Directions -
Reproduce everything from the start of the records down to the line containing "indicator-bar: [897, 564, 903, 589]", switching "price-tick-label" to "price-axis-label" wherever it occurs and leaving all else unchanged.

----

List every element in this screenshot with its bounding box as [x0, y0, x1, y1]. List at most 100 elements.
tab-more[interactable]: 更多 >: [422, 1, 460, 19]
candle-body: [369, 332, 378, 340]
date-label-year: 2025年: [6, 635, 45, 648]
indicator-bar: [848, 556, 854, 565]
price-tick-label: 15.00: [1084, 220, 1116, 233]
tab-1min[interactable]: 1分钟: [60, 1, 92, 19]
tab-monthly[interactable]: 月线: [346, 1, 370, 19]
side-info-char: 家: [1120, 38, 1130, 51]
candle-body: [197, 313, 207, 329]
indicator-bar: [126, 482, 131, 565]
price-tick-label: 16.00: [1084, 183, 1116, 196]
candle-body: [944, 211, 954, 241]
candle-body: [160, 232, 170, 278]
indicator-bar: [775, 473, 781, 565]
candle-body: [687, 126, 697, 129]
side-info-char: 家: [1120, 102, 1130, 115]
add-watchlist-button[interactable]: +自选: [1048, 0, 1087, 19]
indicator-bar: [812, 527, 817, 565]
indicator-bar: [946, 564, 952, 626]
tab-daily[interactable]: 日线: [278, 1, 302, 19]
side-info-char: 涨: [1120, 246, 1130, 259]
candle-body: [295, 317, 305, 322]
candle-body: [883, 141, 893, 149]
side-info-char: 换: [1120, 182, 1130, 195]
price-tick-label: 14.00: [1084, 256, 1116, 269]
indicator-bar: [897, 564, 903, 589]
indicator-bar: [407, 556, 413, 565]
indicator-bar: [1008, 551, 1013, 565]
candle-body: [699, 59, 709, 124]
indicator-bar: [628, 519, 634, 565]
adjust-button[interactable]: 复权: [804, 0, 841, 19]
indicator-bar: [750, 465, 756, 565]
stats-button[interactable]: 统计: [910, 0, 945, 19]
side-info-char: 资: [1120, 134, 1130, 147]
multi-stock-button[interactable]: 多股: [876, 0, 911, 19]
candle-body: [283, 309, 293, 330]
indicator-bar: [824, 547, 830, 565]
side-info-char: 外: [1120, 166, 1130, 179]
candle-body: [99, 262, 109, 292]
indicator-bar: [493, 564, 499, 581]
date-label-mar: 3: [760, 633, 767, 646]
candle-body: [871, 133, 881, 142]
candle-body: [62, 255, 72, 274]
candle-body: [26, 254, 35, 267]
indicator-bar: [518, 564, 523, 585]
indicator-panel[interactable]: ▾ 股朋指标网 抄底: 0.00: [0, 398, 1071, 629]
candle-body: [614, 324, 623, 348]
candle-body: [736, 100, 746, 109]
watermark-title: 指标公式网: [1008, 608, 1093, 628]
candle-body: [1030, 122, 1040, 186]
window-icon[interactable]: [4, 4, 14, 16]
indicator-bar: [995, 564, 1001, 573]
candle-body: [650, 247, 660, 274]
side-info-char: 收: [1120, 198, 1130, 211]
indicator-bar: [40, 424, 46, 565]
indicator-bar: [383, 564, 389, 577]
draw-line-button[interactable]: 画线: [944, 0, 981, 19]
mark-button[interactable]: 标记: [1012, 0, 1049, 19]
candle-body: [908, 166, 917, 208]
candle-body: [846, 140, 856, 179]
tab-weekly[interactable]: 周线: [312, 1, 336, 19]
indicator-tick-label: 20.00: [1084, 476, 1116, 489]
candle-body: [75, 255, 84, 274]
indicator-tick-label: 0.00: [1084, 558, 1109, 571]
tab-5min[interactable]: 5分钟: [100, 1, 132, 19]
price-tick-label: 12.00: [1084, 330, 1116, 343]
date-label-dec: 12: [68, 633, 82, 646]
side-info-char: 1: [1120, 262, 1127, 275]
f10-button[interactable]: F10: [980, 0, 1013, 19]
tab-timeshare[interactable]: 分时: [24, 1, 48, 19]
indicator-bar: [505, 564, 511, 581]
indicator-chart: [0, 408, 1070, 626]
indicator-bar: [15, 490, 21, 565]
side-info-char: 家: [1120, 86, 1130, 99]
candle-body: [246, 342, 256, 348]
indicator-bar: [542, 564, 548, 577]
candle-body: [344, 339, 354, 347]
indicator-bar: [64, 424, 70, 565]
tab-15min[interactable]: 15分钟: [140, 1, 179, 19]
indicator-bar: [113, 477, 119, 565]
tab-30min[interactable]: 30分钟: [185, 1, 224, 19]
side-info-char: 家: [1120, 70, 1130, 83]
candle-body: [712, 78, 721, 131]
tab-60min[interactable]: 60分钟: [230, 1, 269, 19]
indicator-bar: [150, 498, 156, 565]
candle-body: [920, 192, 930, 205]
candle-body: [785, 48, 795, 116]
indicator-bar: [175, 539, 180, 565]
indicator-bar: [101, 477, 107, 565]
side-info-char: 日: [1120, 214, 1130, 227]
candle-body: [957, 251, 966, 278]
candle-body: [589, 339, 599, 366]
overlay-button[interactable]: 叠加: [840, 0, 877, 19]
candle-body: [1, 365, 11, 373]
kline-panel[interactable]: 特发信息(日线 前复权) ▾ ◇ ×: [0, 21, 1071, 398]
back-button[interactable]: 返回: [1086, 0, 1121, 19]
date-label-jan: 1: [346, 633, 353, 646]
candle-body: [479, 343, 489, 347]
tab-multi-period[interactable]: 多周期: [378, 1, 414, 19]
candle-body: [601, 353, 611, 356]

----

Answer to this problem -
List every element in this screenshot with its bounding box as [x0, y0, x1, y1]. List at most 100 elements.
tab-more[interactable]: 更多 >: [422, 1, 460, 19]
candle-body: [369, 332, 378, 340]
date-label-year: 2025年: [6, 635, 45, 648]
indicator-bar: [848, 556, 854, 565]
price-axis-label: 15.00: [1084, 220, 1116, 233]
tab-1min[interactable]: 1分钟: [60, 1, 92, 19]
tab-monthly[interactable]: 月线: [346, 1, 370, 19]
side-info-char: 家: [1120, 38, 1130, 51]
candle-body: [197, 313, 207, 329]
indicator-bar: [126, 482, 131, 565]
price-axis-label: 16.00: [1084, 183, 1116, 196]
candle-body: [944, 211, 954, 241]
candle-body: [160, 232, 170, 278]
indicator-bar: [775, 473, 781, 565]
candle-body: [687, 126, 697, 129]
side-info-char: 家: [1120, 102, 1130, 115]
add-watchlist-button[interactable]: +自选: [1048, 0, 1087, 19]
indicator-bar: [812, 527, 817, 565]
indicator-bar: [946, 564, 952, 626]
tab-daily[interactable]: 日线: [278, 1, 302, 19]
side-info-char: 涨: [1120, 246, 1130, 259]
candle-body: [295, 317, 305, 322]
candle-body: [883, 141, 893, 149]
side-info-char: 换: [1120, 182, 1130, 195]
price-axis-label: 14.00: [1084, 256, 1116, 269]
indicator-bar: [897, 564, 903, 589]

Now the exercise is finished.